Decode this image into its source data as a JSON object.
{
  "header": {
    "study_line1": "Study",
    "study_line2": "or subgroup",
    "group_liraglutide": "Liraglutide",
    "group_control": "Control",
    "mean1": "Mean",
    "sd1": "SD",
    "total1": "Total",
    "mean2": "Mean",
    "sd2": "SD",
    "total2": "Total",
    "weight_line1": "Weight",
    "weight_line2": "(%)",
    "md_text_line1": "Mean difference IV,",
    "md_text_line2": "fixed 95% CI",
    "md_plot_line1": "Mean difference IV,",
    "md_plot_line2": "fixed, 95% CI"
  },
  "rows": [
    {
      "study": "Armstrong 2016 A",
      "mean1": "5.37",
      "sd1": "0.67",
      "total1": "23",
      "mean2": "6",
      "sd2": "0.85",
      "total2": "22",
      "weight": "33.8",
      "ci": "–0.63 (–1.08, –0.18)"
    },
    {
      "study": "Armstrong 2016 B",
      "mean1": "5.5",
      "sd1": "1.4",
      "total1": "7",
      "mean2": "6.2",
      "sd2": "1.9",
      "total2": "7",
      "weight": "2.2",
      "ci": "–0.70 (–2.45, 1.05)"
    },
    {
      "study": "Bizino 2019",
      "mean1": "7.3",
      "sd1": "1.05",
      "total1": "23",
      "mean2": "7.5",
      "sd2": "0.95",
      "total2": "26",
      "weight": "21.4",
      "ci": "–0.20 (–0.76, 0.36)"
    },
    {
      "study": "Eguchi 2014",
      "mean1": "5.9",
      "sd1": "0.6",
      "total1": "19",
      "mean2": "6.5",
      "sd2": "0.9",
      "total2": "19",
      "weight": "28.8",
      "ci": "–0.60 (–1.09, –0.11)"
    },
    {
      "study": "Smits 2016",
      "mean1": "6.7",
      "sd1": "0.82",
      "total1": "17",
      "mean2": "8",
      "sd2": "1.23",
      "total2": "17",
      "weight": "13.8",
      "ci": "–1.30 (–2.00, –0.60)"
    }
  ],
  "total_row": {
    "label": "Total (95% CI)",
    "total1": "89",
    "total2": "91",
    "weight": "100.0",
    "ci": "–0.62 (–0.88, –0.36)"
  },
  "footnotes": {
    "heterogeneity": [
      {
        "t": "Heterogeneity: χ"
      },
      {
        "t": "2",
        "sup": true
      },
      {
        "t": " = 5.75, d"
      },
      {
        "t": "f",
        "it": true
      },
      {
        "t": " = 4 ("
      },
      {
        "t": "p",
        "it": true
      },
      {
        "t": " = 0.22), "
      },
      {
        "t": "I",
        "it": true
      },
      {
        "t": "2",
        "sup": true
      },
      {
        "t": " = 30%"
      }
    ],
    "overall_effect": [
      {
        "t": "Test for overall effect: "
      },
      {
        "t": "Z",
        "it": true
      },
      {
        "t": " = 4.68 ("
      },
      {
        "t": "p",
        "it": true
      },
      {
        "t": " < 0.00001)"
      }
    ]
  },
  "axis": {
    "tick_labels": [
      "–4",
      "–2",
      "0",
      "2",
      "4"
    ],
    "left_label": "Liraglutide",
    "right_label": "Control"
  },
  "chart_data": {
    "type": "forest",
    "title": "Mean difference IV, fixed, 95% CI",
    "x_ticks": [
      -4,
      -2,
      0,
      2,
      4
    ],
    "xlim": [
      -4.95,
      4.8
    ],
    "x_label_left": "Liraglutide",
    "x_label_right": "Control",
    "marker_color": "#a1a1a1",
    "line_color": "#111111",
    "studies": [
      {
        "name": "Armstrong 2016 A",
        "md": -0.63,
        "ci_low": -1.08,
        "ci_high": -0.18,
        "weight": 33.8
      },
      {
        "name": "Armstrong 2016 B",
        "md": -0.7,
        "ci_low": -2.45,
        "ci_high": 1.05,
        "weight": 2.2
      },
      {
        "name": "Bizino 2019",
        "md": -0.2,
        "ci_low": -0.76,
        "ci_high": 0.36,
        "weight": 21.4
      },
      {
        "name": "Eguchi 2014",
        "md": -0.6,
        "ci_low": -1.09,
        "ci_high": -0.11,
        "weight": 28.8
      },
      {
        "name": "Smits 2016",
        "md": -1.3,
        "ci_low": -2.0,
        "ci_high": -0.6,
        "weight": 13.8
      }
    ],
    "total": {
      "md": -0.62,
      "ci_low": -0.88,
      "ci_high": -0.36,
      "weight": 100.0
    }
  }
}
────────────────────
* _Task_: Transcribe the material exactly as it reads.

* _Written response_:
Decode this image into its source data as a JSON object.
{
  "header": {
    "study_line1": "Study",
    "study_line2": "or subgroup",
    "group_liraglutide": "Liraglutide",
    "group_control": "Control",
    "mean1": "Mean",
    "sd1": "SD",
    "total1": "Total",
    "mean2": "Mean",
    "sd2": "SD",
    "total2": "Total",
    "weight_line1": "Weight",
    "weight_line2": "(%)",
    "md_text_line1": "Mean difference IV,",
    "md_text_line2": "fixed 95% CI",
    "md_plot_line1": "Mean difference IV,",
    "md_plot_line2": "fixed, 95% CI"
  },
  "rows": [
    {
      "study": "Armstrong 2016 A",
      "mean1": "5.37",
      "sd1": "0.67",
      "total1": "23",
      "mean2": "6",
      "sd2": "0.85",
      "total2": "22",
      "weight": "33.8",
      "ci": "–0.63 (–1.08, –0.18)"
    },
    {
      "study": "Armstrong 2016 B",
      "mean1": "5.5",
      "sd1": "1.4",
      "total1": "7",
      "mean2": "6.2",
      "sd2": "1.9",
      "total2": "7",
      "weight": "2.2",
      "ci": "–0.70 (–2.45, 1.05)"
    },
    {
      "study": "Bizino 2019",
      "mean1": "7.3",
      "sd1": "1.05",
      "total1": "23",
      "mean2": "7.5",
      "sd2": "0.95",
      "total2": "26",
      "weight": "21.4",
      "ci": "–0.20 (–0.76, 0.36)"
    },
    {
      "study": "Eguchi 2014",
      "mean1": "5.9",
      "sd1": "0.6",
      "total1": "19",
      "mean2": "6.5",
      "sd2": "0.9",
      "total2": "19",
      "weight": "28.8",
      "ci": "–0.60 (–1.09, –0.11)"
    },
    {
      "study": "Smits 2016",
      "mean1": "6.7",
      "sd1": "0.82",
      "total1": "17",
      "mean2": "8",
      "sd2": "1.23",
      "total2": "17",
      "weight": "13.8",
      "ci": "–1.30 (–2.00, –0.60)"
    }
  ],
  "total_row": {
    "label": "Total (95% CI)",
    "total1": "89",
    "total2": "91",
    "weight": "100.0",
    "ci": "–0.62 (–0.88, –0.36)"
  },
  "footnotes": {
    "heterogeneity": [
      {
        "t": "Heterogeneity: χ"
      },
      {
        "t": "2",
        "sup": true
      },
      {
        "t": " = 5.75, d"
      },
      {
        "t": "f",
        "it": true
      },
      {
        "t": " = 4 ("
      },
      {
        "t": "p",
        "it": true
      },
      {
        "t": " = 0.22), "
      },
      {
        "t": "I",
        "it": true
      },
      {
        "t": "2",
        "sup": true
      },
      {
        "t": " = 30%"
      }
    ],
    "overall_effect": [
      {
        "t": "Test for overall effect: "
      },
      {
        "t": "Z",
        "it": true
      },
      {
        "t": " = 4.68 ("
      },
      {
        "t": "p",
        "it": true
      },
      {
        "t": " < 0.00001)"
      }
    ]
  },
  "axis": {
    "tick_labels": [
      "–4",
      "–2",
      "0",
      "2",
      "4"
    ],
    "left_label": "Liraglutide",
    "right_label": "Control"
  },
  "chart_data": {
    "type": "forest",
    "title": "Mean difference IV, fixed, 95% CI",
    "x_ticks": [
      -4,
      -2,
      0,
      2,
      4
    ],
    "xlim": [
      -4.95,
      4.8
    ],
    "x_label_left": "Liraglutide",
    "x_label_right": "Control",
    "marker_color": "#a1a1a1",
    "line_color": "#111111",
    "studies": [
      {
        "name": "Armstrong 2016 A",
        "md": -0.63,
        "ci_low": -1.08,
        "ci_high": -0.18,
        "weight": 33.8
      },
      {
        "name": "Armstrong 2016 B",
        "md": -0.7,
        "ci_low": -2.45,
        "ci_high": 1.05,
        "weight": 2.2
      },
      {
        "name": "Bizino 2019",
        "md": -0.2,
        "ci_low": -0.76,
        "ci_high": 0.36,
        "weight": 21.4
      },
      {
        "name": "Eguchi 2014",
        "md": -0.6,
        "ci_low": -1.09,
        "ci_high": -0.11,
        "weight": 28.8
      },
      {
        "name": "Smits 2016",
        "md": -1.3,
        "ci_low": -2.0,
        "ci_high": -0.6,
        "weight": 13.8
      }
    ],
    "total": {
      "md": -0.62,
      "ci_low": -0.88,
      "ci_high": -0.36,
      "weight": 100.0
    }
  }
}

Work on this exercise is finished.